* start Given information *

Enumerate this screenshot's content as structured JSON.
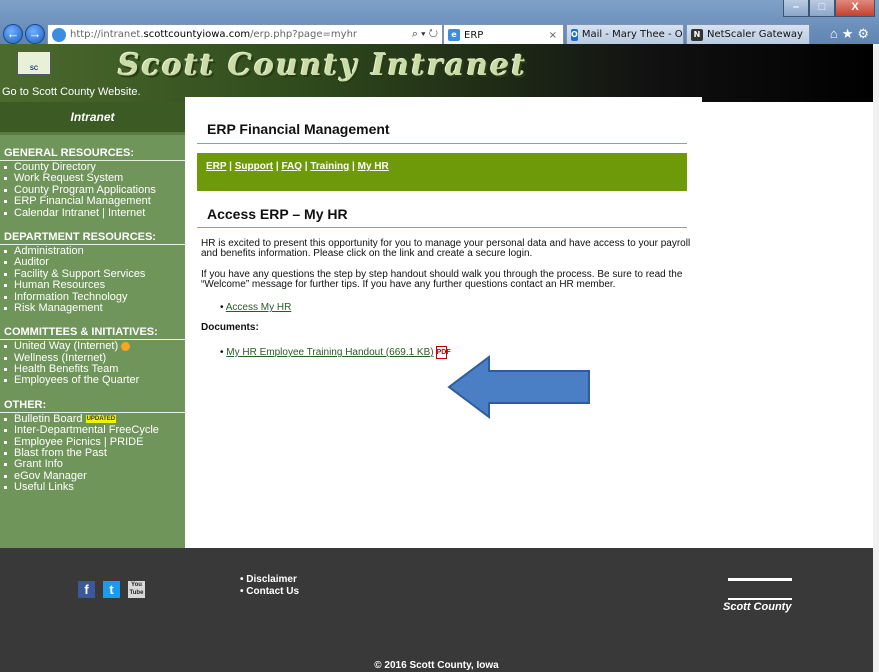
{
  "browser": {
    "url_prefix": "http://intranet.",
    "url_domain": "scottcountyiowa.com",
    "url_path": "/erp.php?page=myhr",
    "address_controls": "⌕ ▾ ↻",
    "tabs": [
      {
        "label": "ERP",
        "active": true
      },
      {
        "label": "Mail - Mary Thee - Out...",
        "active": false
      },
      {
        "label": "NetScaler Gateway",
        "active": false
      }
    ],
    "window_controls": [
      "–",
      "□",
      "X"
    ]
  },
  "header": {
    "site_title": "Scott County Intranet",
    "goto_link": "Go to Scott County Website."
  },
  "sidebar": {
    "heading": "Intranet",
    "sections": [
      {
        "title": "GENERAL RESOURCES:",
        "items": [
          "County Directory",
          "Work Request System",
          "County Program Applications",
          "ERP Financial Management",
          "Calendar Intranet | Internet"
        ]
      },
      {
        "title": "DEPARTMENT RESOURCES:",
        "items": [
          "Administration",
          "Auditor",
          "Facility & Support Services",
          "Human Resources",
          "Information Technology",
          "Risk Management"
        ]
      },
      {
        "title": "COMMITTEES & INITIATIVES:",
        "items": [
          "United Way (Internet)",
          "Wellness (Internet)",
          "Health Benefits Team",
          "Employees of the Quarter"
        ]
      },
      {
        "title": "OTHER:",
        "items": [
          "Bulletin Board",
          "Inter-Departmental FreeCycle",
          "Employee Picnics | PRIDE",
          "Blast from the Past",
          "Grant Info",
          "eGov Manager",
          "Useful Links"
        ]
      }
    ],
    "badge_text": "UPDATED"
  },
  "main": {
    "title": "ERP Financial Management",
    "nav_links": [
      "ERP",
      "Support",
      "FAQ",
      "Training",
      "My HR"
    ],
    "subtitle": "Access ERP – My HR",
    "intro": "HR is excited to present this opportunity for you to manage your personal data and have access to your payroll and benefits information. Please click on the link and create a secure login.",
    "help": "If you have any questions the step by step handout should walk you through the process. Be sure to read the “Welcome” message for further tips. If you have any further questions contact an HR member.",
    "access_link": "Access My HR",
    "documents_label": "Documents:",
    "document_link": "My HR Employee Training Handout (669.1 KB)"
  },
  "footer": {
    "links": [
      "Disclaimer",
      "Contact Us"
    ],
    "logo_text": "Scott County",
    "copyright": "© 2016 Scott County, Iowa"
  },
  "colors": {
    "sidebar_bg": "#70955a",
    "nav_bar": "#6e9a0a",
    "footer_bg": "#393939",
    "arrow": "#4a7fc6"
  },
  "icons": [
    "back-arrow-icon",
    "forward-arrow-icon",
    "ie-icon",
    "outlook-icon",
    "netscaler-icon",
    "home-icon",
    "star-icon",
    "gear-icon",
    "pdf-icon",
    "facebook-icon",
    "twitter-icon",
    "youtube-icon"
  ]
}
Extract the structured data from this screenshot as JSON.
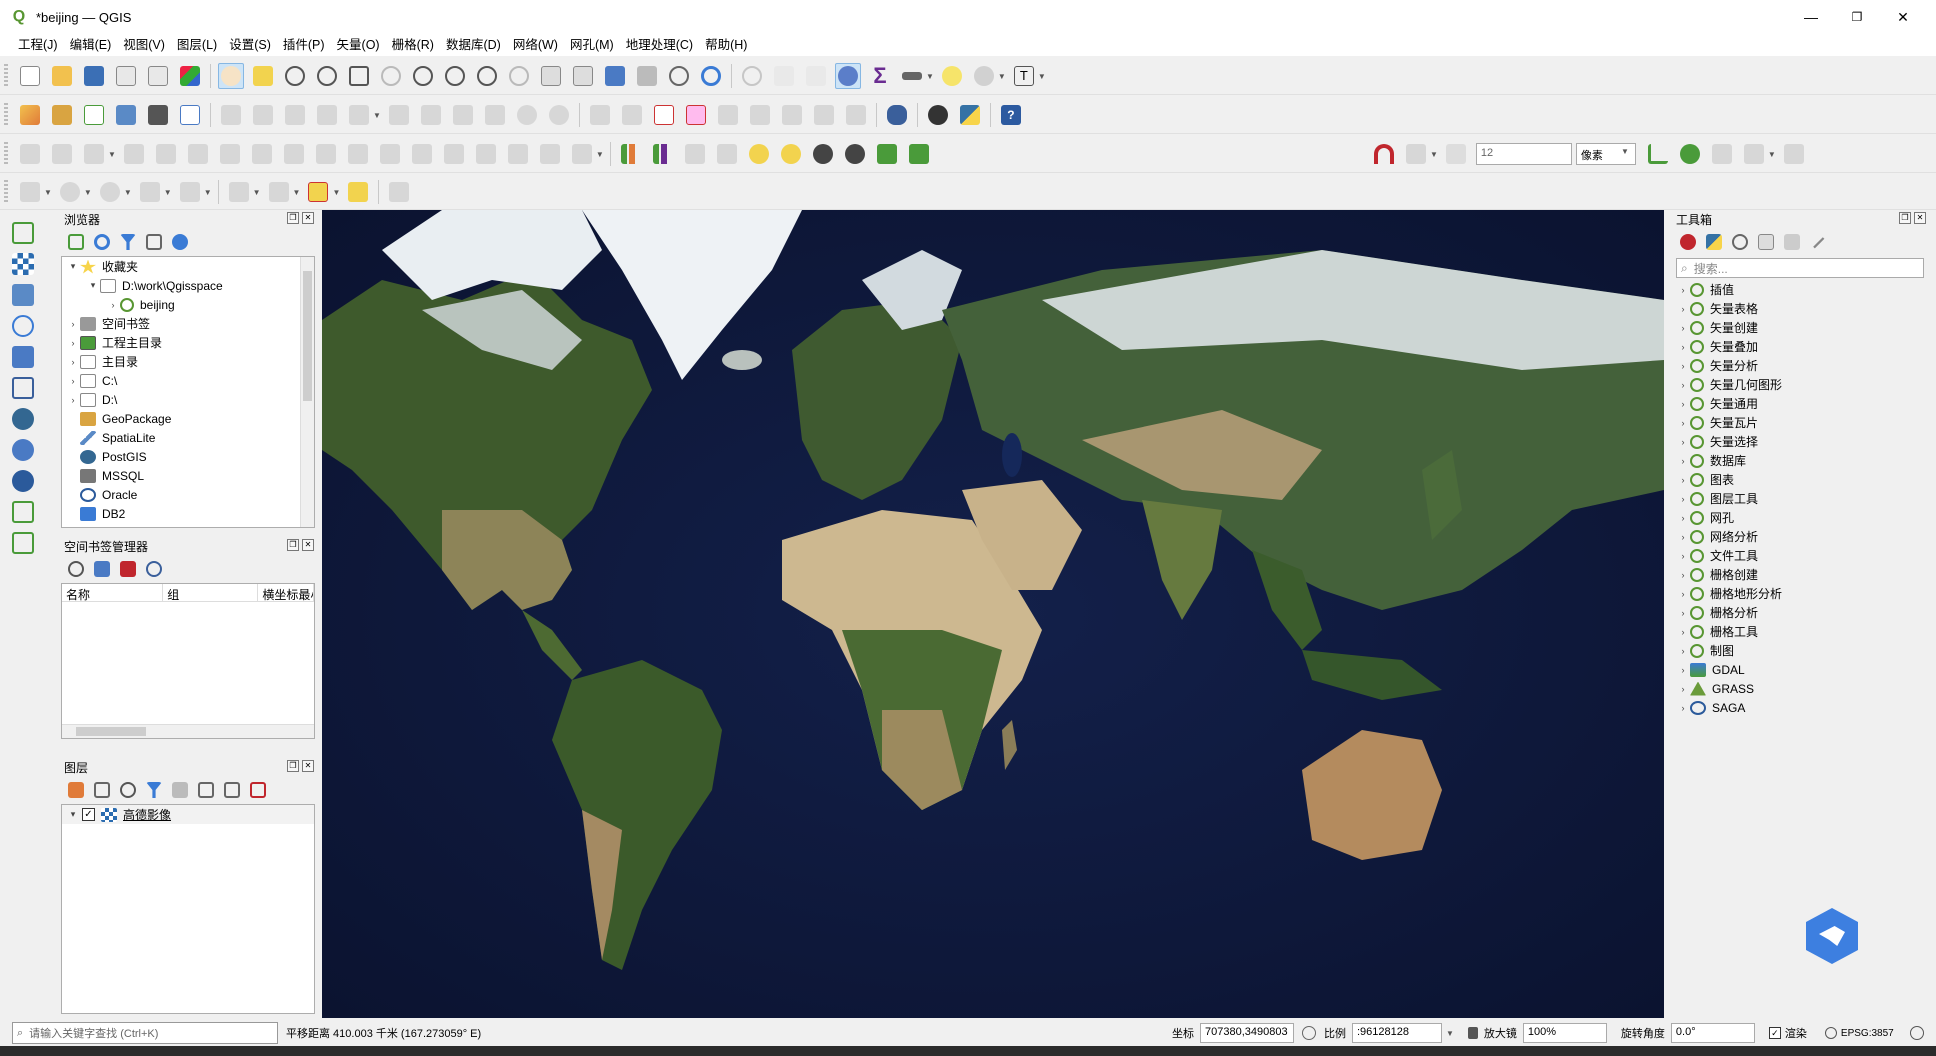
{
  "window": {
    "title": "*beijing — QGIS",
    "controls": [
      "—",
      "❐",
      "✕"
    ]
  },
  "menu": [
    "工程(J)",
    "编辑(E)",
    "视图(V)",
    "图层(L)",
    "设置(S)",
    "插件(P)",
    "矢量(O)",
    "栅格(R)",
    "数据库(D)",
    "网络(W)",
    "网孔(M)",
    "地理处理(C)",
    "帮助(H)"
  ],
  "snapping": {
    "tolerance": "12",
    "unit": "像素"
  },
  "browser": {
    "title": "浏览器",
    "items": [
      {
        "label": "收藏夹",
        "icon": "star-icon"
      },
      {
        "label": "D:\\work\\Qgisspace",
        "icon": "folder-icon"
      },
      {
        "label": "beijing",
        "icon": "qgis-project-icon"
      },
      {
        "label": "空间书签",
        "icon": "bookmark-icon"
      },
      {
        "label": "工程主目录",
        "icon": "project-home-icon"
      },
      {
        "label": "主目录",
        "icon": "home-folder-icon"
      },
      {
        "label": "C:\\",
        "icon": "folder-icon"
      },
      {
        "label": "D:\\",
        "icon": "folder-icon"
      },
      {
        "label": "GeoPackage",
        "icon": "geopackage-icon"
      },
      {
        "label": "SpatiaLite",
        "icon": "spatialite-icon"
      },
      {
        "label": "PostGIS",
        "icon": "postgis-icon"
      },
      {
        "label": "MSSQL",
        "icon": "mssql-icon"
      },
      {
        "label": "Oracle",
        "icon": "oracle-icon"
      },
      {
        "label": "DB2",
        "icon": "db2-icon"
      }
    ]
  },
  "bookmarks": {
    "title": "空间书签管理器",
    "columns": [
      "名称",
      "组",
      "横坐标最小"
    ]
  },
  "layers": {
    "title": "图层",
    "items": [
      {
        "label": "高德影像",
        "checked": true
      }
    ]
  },
  "toolbox": {
    "title": "工具箱",
    "search_placeholder": "搜索...",
    "groups": [
      "插值",
      "矢量表格",
      "矢量创建",
      "矢量叠加",
      "矢量分析",
      "矢量几何图形",
      "矢量通用",
      "矢量瓦片",
      "矢量选择",
      "数据库",
      "图表",
      "图层工具",
      "网孔",
      "网络分析",
      "文件工具",
      "栅格创建",
      "栅格地形分析",
      "栅格分析",
      "栅格工具",
      "制图",
      "GDAL",
      "GRASS",
      "SAGA"
    ]
  },
  "status": {
    "search_placeholder": "请输入关键字查找 (Ctrl+K)",
    "message": "平移距离 410.003 千米 (167.273059° E)",
    "coord_label": "坐标",
    "coord_value": "707380,3490803",
    "scale_label": "比例",
    "scale_value": ":96128128",
    "magnifier_label": "放大镜",
    "magnifier_value": "100%",
    "rotation_label": "旋转角度",
    "rotation_value": "0.0°",
    "render_label": "渲染",
    "crs": "EPSG:3857"
  },
  "colors": {
    "qgis_green": "#589632",
    "ocean": "#0e1738",
    "land_green": "#3e5a2c",
    "desert": "#c9b48f",
    "ice": "#e9eef2"
  }
}
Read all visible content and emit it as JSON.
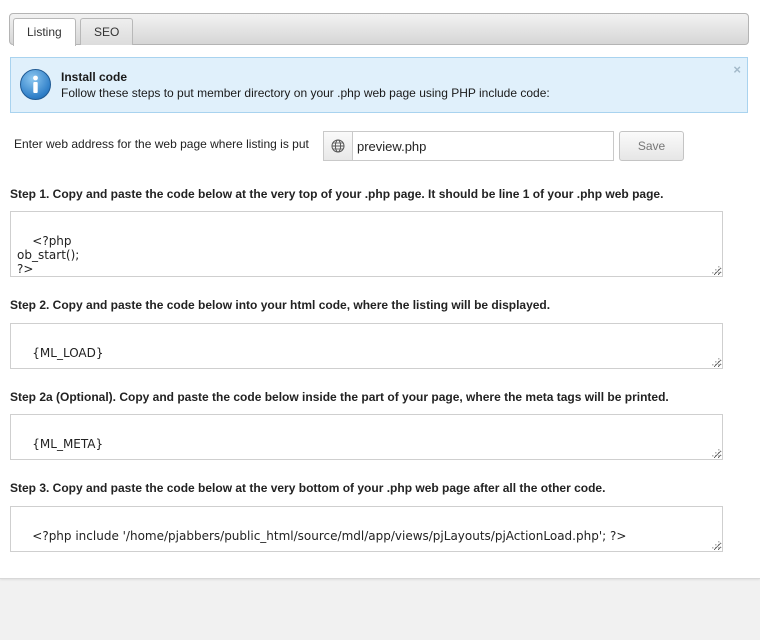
{
  "tabs": [
    {
      "label": "Listing",
      "active": true
    },
    {
      "label": "SEO",
      "active": false
    }
  ],
  "notice": {
    "icon": "info-icon",
    "title": "Install code",
    "text": "Follow these steps to put member directory on your .php web page using PHP include code:"
  },
  "address": {
    "label": "Enter web address for the web page where listing is put",
    "value": "preview.php",
    "icon": "globe-icon",
    "save_label": "Save"
  },
  "steps": [
    {
      "label": "Step 1. Copy and paste the code below at the very top of your .php page. It should be line 1 of your .php web page.",
      "code": "<?php\nob_start();\n?>"
    },
    {
      "label": "Step 2. Copy and paste the code below into your html code, where the listing will be displayed.",
      "code": "{ML_LOAD}"
    },
    {
      "label": "Step 2a (Optional). Copy and paste the code below inside the part of your page, where the meta tags will be printed.",
      "code": "{ML_META}"
    },
    {
      "label": "Step 3. Copy and paste the code below at the very bottom of your .php web page after all the other code.",
      "code": "<?php include '/home/pjabbers/public_html/source/mdl/app/views/pjLayouts/pjActionLoad.php'; ?>"
    }
  ],
  "colors": {
    "notice_bg": "#e0f0fb",
    "notice_border": "#a9d3ef",
    "info_icon": "#2f7fc8"
  }
}
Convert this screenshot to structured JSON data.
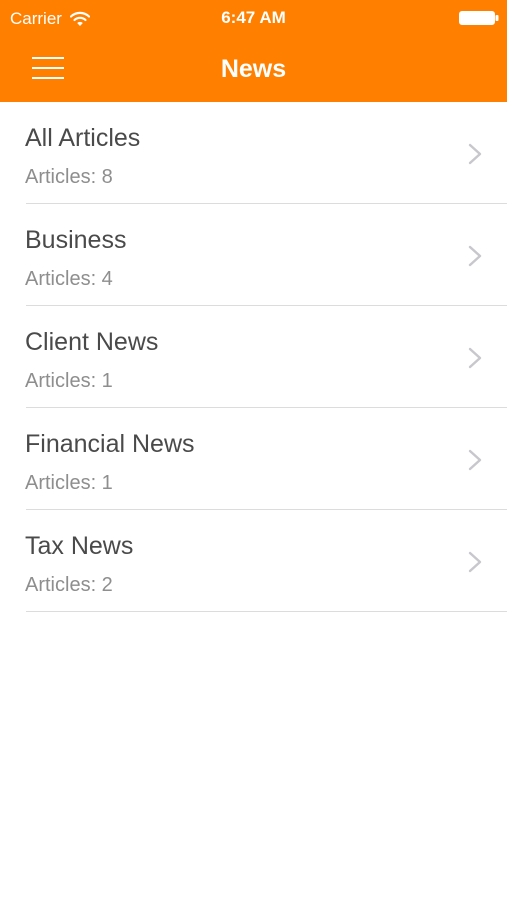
{
  "status_bar": {
    "carrier": "Carrier",
    "time": "6:47 AM",
    "wifi_icon": "wifi-icon",
    "battery_icon": "battery-full-icon"
  },
  "nav": {
    "title": "News",
    "menu_icon": "hamburger-menu-icon"
  },
  "colors": {
    "header_bg": "#ff8000",
    "header_text": "#ffffff",
    "row_title": "#4a4a4a",
    "row_subtitle": "#8e8e8e",
    "separator": "#dcdcdc",
    "chevron": "#c7c7cc"
  },
  "categories": [
    {
      "title": "All Articles",
      "count": "Articles: 8"
    },
    {
      "title": "Business",
      "count": "Articles: 4"
    },
    {
      "title": "Client News",
      "count": "Articles: 1"
    },
    {
      "title": "Financial News",
      "count": "Articles: 1"
    },
    {
      "title": "Tax News",
      "count": "Articles: 2"
    }
  ]
}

* end Given information *

Scan the material above. Extract every line in which the word "data" occurs.

    "intro": "HR is excited to present this opportunity for you to manage your personal data and have access to your payroll and benefits information. Please click on the link and create a secure login.",
Extract the structured data from this screenshot as JSON.
Convert this screenshot to structured JSON data.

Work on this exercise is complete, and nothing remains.